Start Entries provided

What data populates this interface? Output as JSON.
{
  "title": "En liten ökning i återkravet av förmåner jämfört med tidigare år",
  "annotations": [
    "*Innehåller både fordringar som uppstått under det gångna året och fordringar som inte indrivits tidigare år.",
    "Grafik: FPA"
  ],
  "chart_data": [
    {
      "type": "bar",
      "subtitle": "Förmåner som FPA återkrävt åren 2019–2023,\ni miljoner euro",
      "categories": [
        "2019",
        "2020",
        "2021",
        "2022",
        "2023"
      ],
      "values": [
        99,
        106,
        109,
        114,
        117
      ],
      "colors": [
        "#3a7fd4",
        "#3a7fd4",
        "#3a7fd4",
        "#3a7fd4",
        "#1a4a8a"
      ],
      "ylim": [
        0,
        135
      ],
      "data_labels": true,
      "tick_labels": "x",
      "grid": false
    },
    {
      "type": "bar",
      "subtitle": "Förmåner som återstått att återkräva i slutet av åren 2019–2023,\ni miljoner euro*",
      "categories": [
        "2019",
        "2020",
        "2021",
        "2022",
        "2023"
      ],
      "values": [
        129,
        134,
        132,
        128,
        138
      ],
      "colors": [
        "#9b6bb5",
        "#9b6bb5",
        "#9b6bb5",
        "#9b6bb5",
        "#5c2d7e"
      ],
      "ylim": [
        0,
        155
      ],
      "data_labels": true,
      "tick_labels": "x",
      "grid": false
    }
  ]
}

End Entries provided

Required work
Print the whole listing exactly as it is.

Completed exercise
What data populates this interface? Output as JSON.
{
  "title": "En liten ökning i återkravet av förmåner jämfört med tidigare år",
  "annotations": [
    "*Innehåller både fordringar som uppstått under det gångna året och fordringar som inte indrivits tidigare år.",
    "Grafik: FPA"
  ],
  "chart_data": [
    {
      "type": "bar",
      "subtitle": "Förmåner som FPA återkrävt åren 2019–2023,\ni miljoner euro",
      "categories": [
        "2019",
        "2020",
        "2021",
        "2022",
        "2023"
      ],
      "values": [
        99,
        106,
        109,
        114,
        117
      ],
      "colors": [
        "#3a7fd4",
        "#3a7fd4",
        "#3a7fd4",
        "#3a7fd4",
        "#1a4a8a"
      ],
      "ylim": [
        0,
        135
      ],
      "data_labels": true,
      "tick_labels": "x",
      "grid": false
    },
    {
      "type": "bar",
      "subtitle": "Förmåner som återstått att återkräva i slutet av åren 2019–2023,\ni miljoner euro*",
      "categories": [
        "2019",
        "2020",
        "2021",
        "2022",
        "2023"
      ],
      "values": [
        129,
        134,
        132,
        128,
        138
      ],
      "colors": [
        "#9b6bb5",
        "#9b6bb5",
        "#9b6bb5",
        "#9b6bb5",
        "#5c2d7e"
      ],
      "ylim": [
        0,
        155
      ],
      "data_labels": true,
      "tick_labels": "x",
      "grid": false
    }
  ]
}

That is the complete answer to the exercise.